■ What the task asks
Please say how many lines of the listing hold "健康主题", with no other words in the answer.

■ Saved data entries
---------------
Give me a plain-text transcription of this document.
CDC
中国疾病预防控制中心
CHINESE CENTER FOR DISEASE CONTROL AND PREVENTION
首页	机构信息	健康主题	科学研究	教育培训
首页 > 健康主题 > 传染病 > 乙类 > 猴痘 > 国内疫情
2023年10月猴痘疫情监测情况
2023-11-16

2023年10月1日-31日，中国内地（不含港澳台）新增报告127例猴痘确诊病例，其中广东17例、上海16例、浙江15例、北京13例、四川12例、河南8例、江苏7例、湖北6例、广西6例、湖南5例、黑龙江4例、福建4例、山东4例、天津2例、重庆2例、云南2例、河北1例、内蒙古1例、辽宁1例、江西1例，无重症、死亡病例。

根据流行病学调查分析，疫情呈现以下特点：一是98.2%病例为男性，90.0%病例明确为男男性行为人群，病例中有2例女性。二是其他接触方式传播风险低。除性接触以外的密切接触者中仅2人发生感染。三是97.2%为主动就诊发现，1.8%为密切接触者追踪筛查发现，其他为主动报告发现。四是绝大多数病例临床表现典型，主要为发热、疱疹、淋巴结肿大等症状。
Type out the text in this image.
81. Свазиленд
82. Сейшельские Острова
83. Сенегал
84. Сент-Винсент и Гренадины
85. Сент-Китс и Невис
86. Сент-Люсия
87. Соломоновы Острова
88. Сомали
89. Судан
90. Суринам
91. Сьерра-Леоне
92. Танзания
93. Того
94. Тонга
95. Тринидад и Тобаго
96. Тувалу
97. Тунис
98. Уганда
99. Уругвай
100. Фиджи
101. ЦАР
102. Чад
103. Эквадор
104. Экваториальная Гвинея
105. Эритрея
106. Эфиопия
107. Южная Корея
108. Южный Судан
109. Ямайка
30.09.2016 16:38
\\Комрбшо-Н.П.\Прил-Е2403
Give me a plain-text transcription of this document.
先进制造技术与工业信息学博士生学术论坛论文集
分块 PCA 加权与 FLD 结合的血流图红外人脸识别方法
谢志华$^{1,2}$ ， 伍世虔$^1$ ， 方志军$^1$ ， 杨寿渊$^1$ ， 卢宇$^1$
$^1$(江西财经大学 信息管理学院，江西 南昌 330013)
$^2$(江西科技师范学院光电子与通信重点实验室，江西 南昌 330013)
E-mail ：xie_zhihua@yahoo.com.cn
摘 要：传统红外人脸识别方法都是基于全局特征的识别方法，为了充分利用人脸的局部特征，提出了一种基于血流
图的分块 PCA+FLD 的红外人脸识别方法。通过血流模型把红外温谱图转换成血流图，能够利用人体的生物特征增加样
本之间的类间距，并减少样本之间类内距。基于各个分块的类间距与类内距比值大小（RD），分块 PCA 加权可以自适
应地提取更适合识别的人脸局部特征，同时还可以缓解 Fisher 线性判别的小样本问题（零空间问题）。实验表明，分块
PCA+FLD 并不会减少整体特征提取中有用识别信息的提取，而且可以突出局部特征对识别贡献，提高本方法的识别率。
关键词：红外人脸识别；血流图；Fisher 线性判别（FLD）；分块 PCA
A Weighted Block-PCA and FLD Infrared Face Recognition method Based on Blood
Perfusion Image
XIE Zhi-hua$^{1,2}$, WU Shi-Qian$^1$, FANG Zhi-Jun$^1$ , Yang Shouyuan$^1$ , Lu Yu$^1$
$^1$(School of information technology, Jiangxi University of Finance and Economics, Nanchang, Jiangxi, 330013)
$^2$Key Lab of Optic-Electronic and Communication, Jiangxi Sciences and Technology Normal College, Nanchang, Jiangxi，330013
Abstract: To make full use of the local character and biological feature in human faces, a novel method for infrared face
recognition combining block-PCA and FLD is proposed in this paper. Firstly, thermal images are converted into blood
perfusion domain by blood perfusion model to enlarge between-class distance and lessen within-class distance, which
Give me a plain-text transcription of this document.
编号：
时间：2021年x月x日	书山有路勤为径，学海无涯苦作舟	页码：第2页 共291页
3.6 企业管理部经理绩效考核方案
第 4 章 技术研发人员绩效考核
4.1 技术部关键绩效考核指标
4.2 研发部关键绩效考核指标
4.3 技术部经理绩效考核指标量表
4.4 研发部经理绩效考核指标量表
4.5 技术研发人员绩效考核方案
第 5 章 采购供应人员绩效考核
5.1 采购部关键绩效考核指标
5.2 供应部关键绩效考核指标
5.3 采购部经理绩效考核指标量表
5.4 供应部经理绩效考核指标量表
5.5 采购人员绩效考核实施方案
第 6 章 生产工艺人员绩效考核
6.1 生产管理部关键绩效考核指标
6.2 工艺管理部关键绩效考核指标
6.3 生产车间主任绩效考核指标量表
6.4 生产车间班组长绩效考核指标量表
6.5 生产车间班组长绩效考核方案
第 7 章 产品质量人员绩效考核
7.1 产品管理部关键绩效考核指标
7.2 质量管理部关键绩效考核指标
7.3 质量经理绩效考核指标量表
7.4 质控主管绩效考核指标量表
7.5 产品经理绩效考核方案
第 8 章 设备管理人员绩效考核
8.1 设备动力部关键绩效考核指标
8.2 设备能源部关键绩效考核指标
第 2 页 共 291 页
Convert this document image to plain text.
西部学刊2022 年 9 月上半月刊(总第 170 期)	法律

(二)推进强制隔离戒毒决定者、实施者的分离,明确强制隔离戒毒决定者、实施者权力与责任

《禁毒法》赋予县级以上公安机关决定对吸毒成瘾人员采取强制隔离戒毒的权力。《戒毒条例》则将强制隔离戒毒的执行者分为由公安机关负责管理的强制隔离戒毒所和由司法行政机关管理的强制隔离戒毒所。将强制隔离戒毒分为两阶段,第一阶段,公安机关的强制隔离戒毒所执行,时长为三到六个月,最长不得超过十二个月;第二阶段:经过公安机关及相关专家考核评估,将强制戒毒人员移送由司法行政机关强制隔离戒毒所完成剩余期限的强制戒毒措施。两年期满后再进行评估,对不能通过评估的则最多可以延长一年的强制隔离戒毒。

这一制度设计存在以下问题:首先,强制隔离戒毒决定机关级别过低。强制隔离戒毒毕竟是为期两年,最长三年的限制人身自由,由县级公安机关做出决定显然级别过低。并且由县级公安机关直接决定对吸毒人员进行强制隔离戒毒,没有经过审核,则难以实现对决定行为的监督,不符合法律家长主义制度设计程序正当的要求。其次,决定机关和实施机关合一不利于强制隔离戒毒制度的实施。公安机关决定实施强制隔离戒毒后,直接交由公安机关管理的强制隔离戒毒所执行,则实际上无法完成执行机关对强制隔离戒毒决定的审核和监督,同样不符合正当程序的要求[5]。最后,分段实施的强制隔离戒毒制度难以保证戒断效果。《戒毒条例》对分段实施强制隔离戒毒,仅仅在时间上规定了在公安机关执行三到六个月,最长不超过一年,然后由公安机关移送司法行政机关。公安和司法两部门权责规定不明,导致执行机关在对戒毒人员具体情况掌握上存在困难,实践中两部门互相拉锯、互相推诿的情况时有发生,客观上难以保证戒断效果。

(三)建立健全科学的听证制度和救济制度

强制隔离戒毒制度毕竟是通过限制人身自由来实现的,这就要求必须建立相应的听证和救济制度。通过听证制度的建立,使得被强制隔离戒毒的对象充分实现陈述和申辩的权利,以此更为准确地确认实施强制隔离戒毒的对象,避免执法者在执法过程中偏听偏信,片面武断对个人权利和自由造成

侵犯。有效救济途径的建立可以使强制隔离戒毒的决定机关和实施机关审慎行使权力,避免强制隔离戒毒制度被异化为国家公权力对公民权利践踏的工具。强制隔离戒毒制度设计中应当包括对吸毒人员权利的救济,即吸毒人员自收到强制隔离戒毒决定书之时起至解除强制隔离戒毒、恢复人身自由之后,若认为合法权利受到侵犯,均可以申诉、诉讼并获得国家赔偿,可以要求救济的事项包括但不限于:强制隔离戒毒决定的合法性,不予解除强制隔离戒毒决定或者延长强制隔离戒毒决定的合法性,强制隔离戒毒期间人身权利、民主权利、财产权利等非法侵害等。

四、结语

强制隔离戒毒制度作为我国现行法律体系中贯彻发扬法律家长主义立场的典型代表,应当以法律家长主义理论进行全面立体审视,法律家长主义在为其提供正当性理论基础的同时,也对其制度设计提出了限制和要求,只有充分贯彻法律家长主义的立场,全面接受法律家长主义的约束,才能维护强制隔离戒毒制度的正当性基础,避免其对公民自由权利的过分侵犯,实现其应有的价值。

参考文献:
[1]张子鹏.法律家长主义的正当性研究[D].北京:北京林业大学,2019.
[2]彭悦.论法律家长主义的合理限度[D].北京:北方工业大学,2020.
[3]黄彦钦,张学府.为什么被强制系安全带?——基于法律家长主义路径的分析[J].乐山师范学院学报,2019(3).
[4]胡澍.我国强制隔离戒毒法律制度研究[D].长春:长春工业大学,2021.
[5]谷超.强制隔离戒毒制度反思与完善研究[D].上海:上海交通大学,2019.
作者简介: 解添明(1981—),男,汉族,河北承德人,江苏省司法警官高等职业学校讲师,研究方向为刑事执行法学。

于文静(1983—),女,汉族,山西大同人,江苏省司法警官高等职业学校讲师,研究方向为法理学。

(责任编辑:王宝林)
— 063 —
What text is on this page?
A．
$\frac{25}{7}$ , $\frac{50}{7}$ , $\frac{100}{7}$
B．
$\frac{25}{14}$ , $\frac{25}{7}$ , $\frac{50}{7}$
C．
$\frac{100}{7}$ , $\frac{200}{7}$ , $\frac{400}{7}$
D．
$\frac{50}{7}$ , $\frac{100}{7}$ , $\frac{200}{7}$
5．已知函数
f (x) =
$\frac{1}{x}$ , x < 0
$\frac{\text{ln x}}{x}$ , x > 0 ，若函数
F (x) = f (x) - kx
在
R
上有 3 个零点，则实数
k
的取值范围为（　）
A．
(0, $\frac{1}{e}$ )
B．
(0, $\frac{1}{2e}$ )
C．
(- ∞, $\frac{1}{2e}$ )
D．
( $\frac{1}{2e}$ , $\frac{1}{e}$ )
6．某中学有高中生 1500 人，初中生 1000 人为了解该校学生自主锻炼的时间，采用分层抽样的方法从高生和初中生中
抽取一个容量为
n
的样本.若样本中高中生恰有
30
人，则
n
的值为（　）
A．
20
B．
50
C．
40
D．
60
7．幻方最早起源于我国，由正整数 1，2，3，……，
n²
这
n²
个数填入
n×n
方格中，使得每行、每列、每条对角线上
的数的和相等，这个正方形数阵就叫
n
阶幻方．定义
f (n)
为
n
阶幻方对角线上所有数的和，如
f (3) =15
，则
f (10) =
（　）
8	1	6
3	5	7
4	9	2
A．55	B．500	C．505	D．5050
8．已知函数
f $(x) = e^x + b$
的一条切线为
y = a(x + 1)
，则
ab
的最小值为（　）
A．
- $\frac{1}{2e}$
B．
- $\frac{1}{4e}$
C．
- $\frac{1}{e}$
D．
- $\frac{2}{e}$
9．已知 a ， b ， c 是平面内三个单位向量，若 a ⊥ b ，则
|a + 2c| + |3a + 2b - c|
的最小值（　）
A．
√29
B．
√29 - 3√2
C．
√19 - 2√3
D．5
---------------
■ Finished exercise
2